§ Direction:
All of the material should be reproduced exactly, with pictures left out.

§ Extracted records:
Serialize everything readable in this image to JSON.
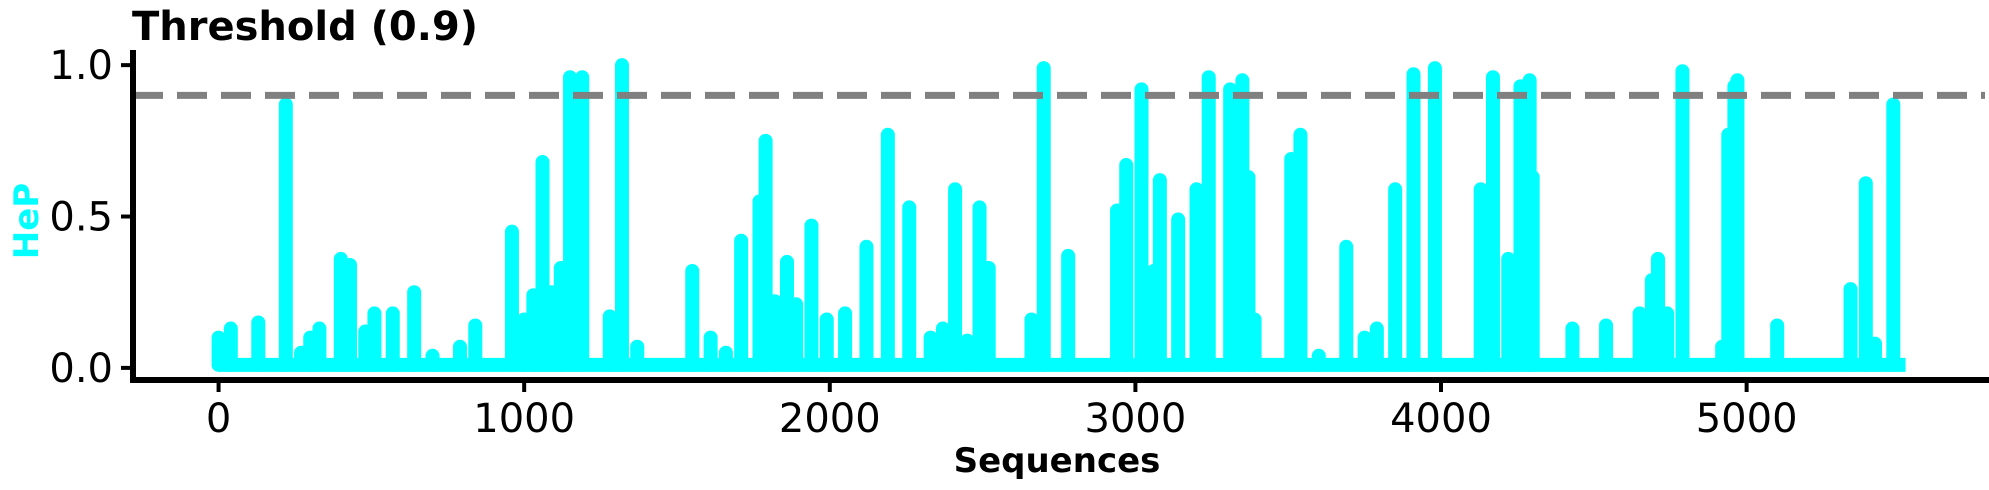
{
  "chart_data": {
    "type": "bar",
    "title": "Threshold (0.9)",
    "xlabel": "Sequences",
    "ylabel": "HeP",
    "xlim": [
      -280,
      5780
    ],
    "ylim": [
      -0.04,
      1.05
    ],
    "x_ticks": [
      0,
      1000,
      2000,
      3000,
      4000,
      5000
    ],
    "x_tick_labels": [
      "0",
      "1000",
      "2000",
      "3000",
      "4000",
      "5000"
    ],
    "y_ticks": [
      0.0,
      0.5,
      1.0
    ],
    "y_tick_labels": [
      "0.0",
      "0.5",
      "1.0"
    ],
    "threshold": 0.9,
    "grid": false,
    "colors": {
      "bars": "#00ffff",
      "threshold_line": "#808080",
      "ylabel": "#00ffff",
      "axes": "#000000"
    },
    "baseline_value": 0.01,
    "x_range": [
      0,
      5520
    ],
    "series": [
      {
        "values": [
          [
            0,
            0.1
          ],
          [
            40,
            0.13
          ],
          [
            130,
            0.15
          ],
          [
            220,
            0.87
          ],
          [
            270,
            0.05
          ],
          [
            300,
            0.1
          ],
          [
            330,
            0.13
          ],
          [
            400,
            0.36
          ],
          [
            430,
            0.34
          ],
          [
            480,
            0.12
          ],
          [
            510,
            0.18
          ],
          [
            570,
            0.18
          ],
          [
            640,
            0.25
          ],
          [
            700,
            0.04
          ],
          [
            790,
            0.07
          ],
          [
            840,
            0.14
          ],
          [
            960,
            0.45
          ],
          [
            1000,
            0.16
          ],
          [
            1030,
            0.24
          ],
          [
            1060,
            0.68
          ],
          [
            1090,
            0.25
          ],
          [
            1120,
            0.33
          ],
          [
            1150,
            0.96
          ],
          [
            1190,
            0.96
          ],
          [
            1280,
            0.17
          ],
          [
            1320,
            1.0
          ],
          [
            1370,
            0.07
          ],
          [
            1550,
            0.32
          ],
          [
            1610,
            0.1
          ],
          [
            1660,
            0.05
          ],
          [
            1710,
            0.42
          ],
          [
            1770,
            0.55
          ],
          [
            1790,
            0.75
          ],
          [
            1820,
            0.22
          ],
          [
            1860,
            0.35
          ],
          [
            1890,
            0.21
          ],
          [
            1940,
            0.47
          ],
          [
            1990,
            0.16
          ],
          [
            2050,
            0.18
          ],
          [
            2120,
            0.4
          ],
          [
            2190,
            0.77
          ],
          [
            2260,
            0.53
          ],
          [
            2330,
            0.1
          ],
          [
            2370,
            0.13
          ],
          [
            2410,
            0.59
          ],
          [
            2450,
            0.09
          ],
          [
            2490,
            0.53
          ],
          [
            2520,
            0.33
          ],
          [
            2660,
            0.16
          ],
          [
            2700,
            0.99
          ],
          [
            2780,
            0.37
          ],
          [
            2940,
            0.52
          ],
          [
            2970,
            0.67
          ],
          [
            3020,
            0.92
          ],
          [
            3060,
            0.32
          ],
          [
            3080,
            0.62
          ],
          [
            3140,
            0.49
          ],
          [
            3200,
            0.59
          ],
          [
            3240,
            0.96
          ],
          [
            3310,
            0.92
          ],
          [
            3350,
            0.95
          ],
          [
            3370,
            0.63
          ],
          [
            3390,
            0.16
          ],
          [
            3510,
            0.69
          ],
          [
            3540,
            0.77
          ],
          [
            3600,
            0.04
          ],
          [
            3690,
            0.4
          ],
          [
            3750,
            0.1
          ],
          [
            3790,
            0.13
          ],
          [
            3850,
            0.59
          ],
          [
            3910,
            0.97
          ],
          [
            3980,
            0.99
          ],
          [
            4130,
            0.59
          ],
          [
            4170,
            0.96
          ],
          [
            4220,
            0.36
          ],
          [
            4260,
            0.93
          ],
          [
            4290,
            0.95
          ],
          [
            4300,
            0.63
          ],
          [
            4430,
            0.13
          ],
          [
            4540,
            0.14
          ],
          [
            4650,
            0.18
          ],
          [
            4690,
            0.29
          ],
          [
            4710,
            0.36
          ],
          [
            4740,
            0.18
          ],
          [
            4790,
            0.98
          ],
          [
            4920,
            0.07
          ],
          [
            4940,
            0.77
          ],
          [
            4960,
            0.93
          ],
          [
            4970,
            0.95
          ],
          [
            5100,
            0.14
          ],
          [
            5340,
            0.26
          ],
          [
            5390,
            0.61
          ],
          [
            5420,
            0.08
          ],
          [
            5480,
            0.87
          ]
        ]
      }
    ]
  }
}
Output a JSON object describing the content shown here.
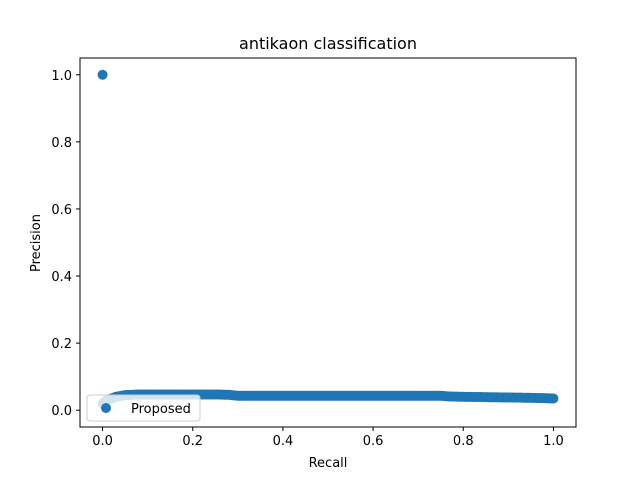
{
  "chart_data": {
    "type": "scatter",
    "title": "antikaon classification",
    "xlabel": "Recall",
    "ylabel": "Precision",
    "xlim": [
      -0.05,
      1.05
    ],
    "ylim": [
      -0.05,
      1.05
    ],
    "xticks": [
      0.0,
      0.2,
      0.4,
      0.6,
      0.8,
      1.0
    ],
    "xtick_labels": [
      "0.0",
      "0.2",
      "0.4",
      "0.6",
      "0.8",
      "1.0"
    ],
    "yticks": [
      0.0,
      0.2,
      0.4,
      0.6,
      0.8,
      1.0
    ],
    "ytick_labels": [
      "0.0",
      "0.2",
      "0.4",
      "0.6",
      "0.8",
      "1.0"
    ],
    "grid": false,
    "legend_position": "lower-left",
    "series": [
      {
        "name": "Proposed",
        "color": "#1f77b4",
        "x": [
          0.0,
          0.0,
          0.005,
          0.01,
          0.02,
          0.03,
          0.05,
          0.08,
          0.1,
          0.15,
          0.2,
          0.25,
          0.28,
          0.3,
          0.35,
          0.4,
          0.45,
          0.5,
          0.55,
          0.6,
          0.65,
          0.7,
          0.75,
          0.77,
          0.8,
          0.85,
          0.9,
          0.95,
          0.98,
          1.0
        ],
        "y": [
          1.0,
          0.02,
          0.025,
          0.03,
          0.035,
          0.04,
          0.045,
          0.047,
          0.047,
          0.047,
          0.047,
          0.047,
          0.046,
          0.043,
          0.043,
          0.043,
          0.043,
          0.043,
          0.043,
          0.043,
          0.043,
          0.043,
          0.043,
          0.041,
          0.04,
          0.039,
          0.038,
          0.037,
          0.036,
          0.035
        ]
      }
    ]
  }
}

§ Answer below:
Serialize everything readable in this image to JSON.
{
  "chart_data": {
    "type": "bar",
    "title": "Threshold (0.9)",
    "xlabel": "Sequences",
    "ylabel": "HeP",
    "xlim": [
      -280,
      5780
    ],
    "ylim": [
      -0.04,
      1.05
    ],
    "x_ticks": [
      0,
      1000,
      2000,
      3000,
      4000,
      5000
    ],
    "x_tick_labels": [
      "0",
      "1000",
      "2000",
      "3000",
      "4000",
      "5000"
    ],
    "y_ticks": [
      0.0,
      0.5,
      1.0
    ],
    "y_tick_labels": [
      "0.0",
      "0.5",
      "1.0"
    ],
    "threshold": 0.9,
    "grid": false,
    "colors": {
      "bars": "#00ffff",
      "threshold_line": "#808080",
      "ylabel": "#00ffff",
      "axes": "#000000"
    },
    "baseline_value": 0.01,
    "x_range": [
      0,
      5520
    ],
    "series": [
      {
        "values": [
          [
            0,
            0.1
          ],
          [
            40,
            0.13
          ],
          [
            130,
            0.15
          ],
          [
            220,
            0.87
          ],
          [
            270,
            0.05
          ],
          [
            300,
            0.1
          ],
          [
            330,
            0.13
          ],
          [
            400,
            0.36
          ],
          [
            430,
            0.34
          ],
          [
            480,
            0.12
          ],
          [
            510,
            0.18
          ],
          [
            570,
            0.18
          ],
          [
            640,
            0.25
          ],
          [
            700,
            0.04
          ],
          [
            790,
            0.07
          ],
          [
            840,
            0.14
          ],
          [
            960,
            0.45
          ],
          [
            1000,
            0.16
          ],
          [
            1030,
            0.24
          ],
          [
            1060,
            0.68
          ],
          [
            1090,
            0.25
          ],
          [
            1120,
            0.33
          ],
          [
            1150,
            0.96
          ],
          [
            1190,
            0.96
          ],
          [
            1280,
            0.17
          ],
          [
            1320,
            1.0
          ],
          [
            1370,
            0.07
          ],
          [
            1550,
            0.32
          ],
          [
            1610,
            0.1
          ],
          [
            1660,
            0.05
          ],
          [
            1710,
            0.42
          ],
          [
            1770,
            0.55
          ],
          [
            1790,
            0.75
          ],
          [
            1820,
            0.22
          ],
          [
            1860,
            0.35
          ],
          [
            1890,
            0.21
          ],
          [
            1940,
            0.47
          ],
          [
            1990,
            0.16
          ],
          [
            2050,
            0.18
          ],
          [
            2120,
            0.4
          ],
          [
            2190,
            0.77
          ],
          [
            2260,
            0.53
          ],
          [
            2330,
            0.1
          ],
          [
            2370,
            0.13
          ],
          [
            2410,
            0.59
          ],
          [
            2450,
            0.09
          ],
          [
            2490,
            0.53
          ],
          [
            2520,
            0.33
          ],
          [
            2660,
            0.16
          ],
          [
            2700,
            0.99
          ],
          [
            2780,
            0.37
          ],
          [
            2940,
            0.52
          ],
          [
            2970,
            0.67
          ],
          [
            3020,
            0.92
          ],
          [
            3060,
            0.32
          ],
          [
            3080,
            0.62
          ],
          [
            3140,
            0.49
          ],
          [
            3200,
            0.59
          ],
          [
            3240,
            0.96
          ],
          [
            3310,
            0.92
          ],
          [
            3350,
            0.95
          ],
          [
            3370,
            0.63
          ],
          [
            3390,
            0.16
          ],
          [
            3510,
            0.69
          ],
          [
            3540,
            0.77
          ],
          [
            3600,
            0.04
          ],
          [
            3690,
            0.4
          ],
          [
            3750,
            0.1
          ],
          [
            3790,
            0.13
          ],
          [
            3850,
            0.59
          ],
          [
            3910,
            0.97
          ],
          [
            3980,
            0.99
          ],
          [
            4130,
            0.59
          ],
          [
            4170,
            0.96
          ],
          [
            4220,
            0.36
          ],
          [
            4260,
            0.93
          ],
          [
            4290,
            0.95
          ],
          [
            4300,
            0.63
          ],
          [
            4430,
            0.13
          ],
          [
            4540,
            0.14
          ],
          [
            4650,
            0.18
          ],
          [
            4690,
            0.29
          ],
          [
            4710,
            0.36
          ],
          [
            4740,
            0.18
          ],
          [
            4790,
            0.98
          ],
          [
            4920,
            0.07
          ],
          [
            4940,
            0.77
          ],
          [
            4960,
            0.93
          ],
          [
            4970,
            0.95
          ],
          [
            5100,
            0.14
          ],
          [
            5340,
            0.26
          ],
          [
            5390,
            0.61
          ],
          [
            5420,
            0.08
          ],
          [
            5480,
            0.87
          ]
        ]
      }
    ]
  }
}
Output a JSON object describing the content shown here.
{
  "chart_data": {
    "type": "scatter",
    "title": "antikaon classification",
    "xlabel": "Recall",
    "ylabel": "Precision",
    "xlim": [
      -0.05,
      1.05
    ],
    "ylim": [
      -0.05,
      1.05
    ],
    "xticks": [
      0.0,
      0.2,
      0.4,
      0.6,
      0.8,
      1.0
    ],
    "xtick_labels": [
      "0.0",
      "0.2",
      "0.4",
      "0.6",
      "0.8",
      "1.0"
    ],
    "yticks": [
      0.0,
      0.2,
      0.4,
      0.6,
      0.8,
      1.0
    ],
    "ytick_labels": [
      "0.0",
      "0.2",
      "0.4",
      "0.6",
      "0.8",
      "1.0"
    ],
    "grid": false,
    "legend_position": "lower-left",
    "series": [
      {
        "name": "Proposed",
        "color": "#1f77b4",
        "x": [
          0.0,
          0.0,
          0.005,
          0.01,
          0.02,
          0.03,
          0.05,
          0.08,
          0.1,
          0.15,
          0.2,
          0.25,
          0.28,
          0.3,
          0.35,
          0.4,
          0.45,
          0.5,
          0.55,
          0.6,
          0.65,
          0.7,
          0.75,
          0.77,
          0.8,
          0.85,
          0.9,
          0.95,
          0.98,
          1.0
        ],
        "y": [
          1.0,
          0.02,
          0.025,
          0.03,
          0.035,
          0.04,
          0.045,
          0.047,
          0.047,
          0.047,
          0.047,
          0.047,
          0.046,
          0.043,
          0.043,
          0.043,
          0.043,
          0.043,
          0.043,
          0.043,
          0.043,
          0.043,
          0.043,
          0.041,
          0.04,
          0.039,
          0.038,
          0.037,
          0.036,
          0.035
        ]
      }
    ]
  }
}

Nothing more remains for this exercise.